Set exercise
Wherever the word "music" appears in a line, extract that line.

[Dataset excerpt]
* START *

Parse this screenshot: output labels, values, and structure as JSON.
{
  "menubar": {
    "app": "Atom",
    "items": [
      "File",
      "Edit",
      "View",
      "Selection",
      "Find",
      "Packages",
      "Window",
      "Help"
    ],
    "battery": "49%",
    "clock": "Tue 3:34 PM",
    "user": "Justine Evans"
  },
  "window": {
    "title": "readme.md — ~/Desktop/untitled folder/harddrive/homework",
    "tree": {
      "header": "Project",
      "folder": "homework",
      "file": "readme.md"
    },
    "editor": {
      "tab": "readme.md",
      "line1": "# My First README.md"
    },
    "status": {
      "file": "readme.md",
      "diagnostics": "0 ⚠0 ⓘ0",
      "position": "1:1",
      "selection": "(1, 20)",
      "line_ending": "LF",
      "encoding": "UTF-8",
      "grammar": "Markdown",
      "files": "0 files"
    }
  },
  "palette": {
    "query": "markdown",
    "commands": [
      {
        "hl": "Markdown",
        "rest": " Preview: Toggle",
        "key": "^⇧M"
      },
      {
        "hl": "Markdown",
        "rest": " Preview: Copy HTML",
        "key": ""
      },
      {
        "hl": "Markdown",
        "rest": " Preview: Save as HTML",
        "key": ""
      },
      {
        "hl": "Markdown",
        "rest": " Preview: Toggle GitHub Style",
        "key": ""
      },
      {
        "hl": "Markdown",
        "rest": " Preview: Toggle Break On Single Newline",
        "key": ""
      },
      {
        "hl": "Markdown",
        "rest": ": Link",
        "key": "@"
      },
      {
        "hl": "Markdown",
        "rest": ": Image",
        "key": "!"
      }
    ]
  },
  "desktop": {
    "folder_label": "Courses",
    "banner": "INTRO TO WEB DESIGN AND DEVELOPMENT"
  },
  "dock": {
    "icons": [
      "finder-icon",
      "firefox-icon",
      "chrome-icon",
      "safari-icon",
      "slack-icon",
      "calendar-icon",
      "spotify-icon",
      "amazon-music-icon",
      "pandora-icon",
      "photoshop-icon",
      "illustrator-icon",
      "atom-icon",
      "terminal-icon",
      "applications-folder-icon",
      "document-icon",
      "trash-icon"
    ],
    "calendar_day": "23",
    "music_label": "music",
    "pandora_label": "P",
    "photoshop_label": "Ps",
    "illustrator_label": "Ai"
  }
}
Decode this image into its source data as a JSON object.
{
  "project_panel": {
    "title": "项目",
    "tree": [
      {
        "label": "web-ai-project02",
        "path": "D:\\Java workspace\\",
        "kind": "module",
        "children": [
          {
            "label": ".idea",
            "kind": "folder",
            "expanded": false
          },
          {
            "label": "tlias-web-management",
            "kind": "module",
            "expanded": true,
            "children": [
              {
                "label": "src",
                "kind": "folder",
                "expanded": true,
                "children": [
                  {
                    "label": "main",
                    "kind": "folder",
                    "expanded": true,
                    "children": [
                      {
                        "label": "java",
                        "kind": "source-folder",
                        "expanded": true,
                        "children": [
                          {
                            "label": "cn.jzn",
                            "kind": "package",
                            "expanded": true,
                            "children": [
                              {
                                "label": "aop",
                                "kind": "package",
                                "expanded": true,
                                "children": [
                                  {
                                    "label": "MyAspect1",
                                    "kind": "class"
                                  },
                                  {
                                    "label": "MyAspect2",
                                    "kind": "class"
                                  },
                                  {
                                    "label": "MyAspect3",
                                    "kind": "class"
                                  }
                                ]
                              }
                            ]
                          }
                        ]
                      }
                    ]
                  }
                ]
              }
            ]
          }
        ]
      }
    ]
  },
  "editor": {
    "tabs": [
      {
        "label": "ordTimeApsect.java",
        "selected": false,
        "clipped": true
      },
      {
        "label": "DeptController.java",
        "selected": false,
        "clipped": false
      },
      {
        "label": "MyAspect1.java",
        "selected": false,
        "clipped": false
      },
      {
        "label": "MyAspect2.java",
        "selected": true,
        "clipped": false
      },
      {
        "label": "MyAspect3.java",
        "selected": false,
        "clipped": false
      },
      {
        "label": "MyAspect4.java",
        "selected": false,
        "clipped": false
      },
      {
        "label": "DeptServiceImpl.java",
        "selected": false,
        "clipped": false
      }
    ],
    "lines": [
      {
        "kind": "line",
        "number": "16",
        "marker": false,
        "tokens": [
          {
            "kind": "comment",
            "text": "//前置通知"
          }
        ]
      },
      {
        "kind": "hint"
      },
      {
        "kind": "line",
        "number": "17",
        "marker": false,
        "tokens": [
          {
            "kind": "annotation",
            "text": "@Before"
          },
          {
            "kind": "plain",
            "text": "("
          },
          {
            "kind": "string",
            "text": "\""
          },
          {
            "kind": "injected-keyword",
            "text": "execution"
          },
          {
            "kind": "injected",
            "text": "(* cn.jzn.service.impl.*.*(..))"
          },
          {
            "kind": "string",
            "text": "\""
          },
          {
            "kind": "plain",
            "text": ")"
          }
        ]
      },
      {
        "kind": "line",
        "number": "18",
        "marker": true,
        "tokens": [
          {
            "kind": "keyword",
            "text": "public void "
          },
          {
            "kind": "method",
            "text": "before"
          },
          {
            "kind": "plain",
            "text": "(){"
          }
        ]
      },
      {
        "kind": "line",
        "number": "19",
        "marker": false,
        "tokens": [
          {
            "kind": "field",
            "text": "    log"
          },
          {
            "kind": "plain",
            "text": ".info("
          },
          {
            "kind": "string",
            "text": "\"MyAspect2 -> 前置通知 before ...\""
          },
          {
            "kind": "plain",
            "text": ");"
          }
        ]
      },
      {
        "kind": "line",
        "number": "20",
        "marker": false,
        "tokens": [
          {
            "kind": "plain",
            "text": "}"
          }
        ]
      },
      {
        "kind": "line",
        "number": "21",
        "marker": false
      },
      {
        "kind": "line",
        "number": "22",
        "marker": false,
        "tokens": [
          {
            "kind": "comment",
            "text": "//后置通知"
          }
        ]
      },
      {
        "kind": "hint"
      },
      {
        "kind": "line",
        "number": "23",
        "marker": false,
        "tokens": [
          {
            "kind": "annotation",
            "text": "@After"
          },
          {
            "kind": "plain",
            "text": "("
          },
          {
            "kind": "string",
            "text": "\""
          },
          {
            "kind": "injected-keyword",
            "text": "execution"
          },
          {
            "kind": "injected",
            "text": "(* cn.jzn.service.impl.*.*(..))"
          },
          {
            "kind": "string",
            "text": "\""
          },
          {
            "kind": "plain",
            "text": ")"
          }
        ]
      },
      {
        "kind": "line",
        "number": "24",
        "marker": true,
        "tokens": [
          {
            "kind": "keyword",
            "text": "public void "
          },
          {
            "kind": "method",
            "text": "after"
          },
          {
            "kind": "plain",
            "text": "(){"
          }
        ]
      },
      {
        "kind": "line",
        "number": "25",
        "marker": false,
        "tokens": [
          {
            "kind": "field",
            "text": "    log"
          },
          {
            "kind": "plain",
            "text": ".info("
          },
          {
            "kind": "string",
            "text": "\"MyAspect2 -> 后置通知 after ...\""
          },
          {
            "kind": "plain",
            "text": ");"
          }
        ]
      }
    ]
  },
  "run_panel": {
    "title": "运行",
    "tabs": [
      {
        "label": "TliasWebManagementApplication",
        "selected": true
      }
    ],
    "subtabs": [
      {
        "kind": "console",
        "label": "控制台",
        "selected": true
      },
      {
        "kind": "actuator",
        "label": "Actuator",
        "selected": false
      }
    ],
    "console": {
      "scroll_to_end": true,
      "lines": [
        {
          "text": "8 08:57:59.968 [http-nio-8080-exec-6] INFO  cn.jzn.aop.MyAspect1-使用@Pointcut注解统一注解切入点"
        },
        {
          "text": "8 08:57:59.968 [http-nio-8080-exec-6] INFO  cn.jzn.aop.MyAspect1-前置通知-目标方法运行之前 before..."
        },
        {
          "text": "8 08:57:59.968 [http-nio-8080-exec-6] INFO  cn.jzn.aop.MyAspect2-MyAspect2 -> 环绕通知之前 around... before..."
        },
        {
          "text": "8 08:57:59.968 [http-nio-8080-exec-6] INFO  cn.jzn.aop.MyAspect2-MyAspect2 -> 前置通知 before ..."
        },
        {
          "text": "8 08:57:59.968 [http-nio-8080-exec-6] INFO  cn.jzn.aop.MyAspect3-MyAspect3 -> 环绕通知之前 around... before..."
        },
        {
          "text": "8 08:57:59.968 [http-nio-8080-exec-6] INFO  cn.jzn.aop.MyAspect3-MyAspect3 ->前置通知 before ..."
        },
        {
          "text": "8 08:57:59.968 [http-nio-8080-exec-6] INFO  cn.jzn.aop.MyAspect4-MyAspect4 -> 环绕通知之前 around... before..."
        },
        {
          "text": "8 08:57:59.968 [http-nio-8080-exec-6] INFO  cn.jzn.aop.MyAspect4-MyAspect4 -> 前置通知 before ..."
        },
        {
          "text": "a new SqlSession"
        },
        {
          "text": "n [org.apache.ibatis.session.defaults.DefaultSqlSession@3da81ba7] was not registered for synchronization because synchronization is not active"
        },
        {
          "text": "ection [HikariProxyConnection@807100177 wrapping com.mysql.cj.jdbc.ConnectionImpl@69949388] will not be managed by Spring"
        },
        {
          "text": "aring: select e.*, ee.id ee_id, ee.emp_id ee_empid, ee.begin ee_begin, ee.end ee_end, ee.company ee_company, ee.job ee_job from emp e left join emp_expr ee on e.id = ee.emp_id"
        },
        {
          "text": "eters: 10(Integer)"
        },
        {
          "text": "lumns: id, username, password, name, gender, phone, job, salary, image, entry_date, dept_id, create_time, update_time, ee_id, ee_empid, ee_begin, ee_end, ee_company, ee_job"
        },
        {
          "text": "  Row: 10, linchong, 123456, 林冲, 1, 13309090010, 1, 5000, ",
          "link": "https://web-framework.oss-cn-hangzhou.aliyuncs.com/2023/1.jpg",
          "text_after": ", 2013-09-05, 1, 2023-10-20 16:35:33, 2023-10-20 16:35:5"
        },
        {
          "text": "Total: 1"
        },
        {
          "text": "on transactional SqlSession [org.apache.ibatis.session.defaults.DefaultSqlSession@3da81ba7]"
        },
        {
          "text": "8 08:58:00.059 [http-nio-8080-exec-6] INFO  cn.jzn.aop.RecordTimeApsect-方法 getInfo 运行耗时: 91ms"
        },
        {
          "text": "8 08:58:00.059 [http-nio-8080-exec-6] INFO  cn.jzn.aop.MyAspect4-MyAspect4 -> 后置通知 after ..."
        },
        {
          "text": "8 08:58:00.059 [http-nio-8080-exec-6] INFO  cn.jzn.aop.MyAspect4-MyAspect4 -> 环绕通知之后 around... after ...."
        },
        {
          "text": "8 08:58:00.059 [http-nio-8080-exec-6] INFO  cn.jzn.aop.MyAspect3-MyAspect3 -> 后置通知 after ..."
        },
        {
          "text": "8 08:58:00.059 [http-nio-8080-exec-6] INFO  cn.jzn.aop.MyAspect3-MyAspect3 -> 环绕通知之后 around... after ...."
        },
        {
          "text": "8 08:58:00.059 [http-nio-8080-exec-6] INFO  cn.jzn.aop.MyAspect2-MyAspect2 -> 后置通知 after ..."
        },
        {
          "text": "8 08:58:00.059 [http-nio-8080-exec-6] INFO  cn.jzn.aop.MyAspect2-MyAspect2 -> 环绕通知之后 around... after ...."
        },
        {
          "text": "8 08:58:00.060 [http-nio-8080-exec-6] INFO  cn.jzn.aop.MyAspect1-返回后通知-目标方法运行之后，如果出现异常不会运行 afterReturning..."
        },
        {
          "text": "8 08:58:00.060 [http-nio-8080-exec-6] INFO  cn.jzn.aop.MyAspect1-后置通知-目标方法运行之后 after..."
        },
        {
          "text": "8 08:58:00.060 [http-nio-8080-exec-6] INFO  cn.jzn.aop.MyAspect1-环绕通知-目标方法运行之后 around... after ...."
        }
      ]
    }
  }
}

* END *

Expected answer
      "amazon-music-icon",
    "music_label": "music",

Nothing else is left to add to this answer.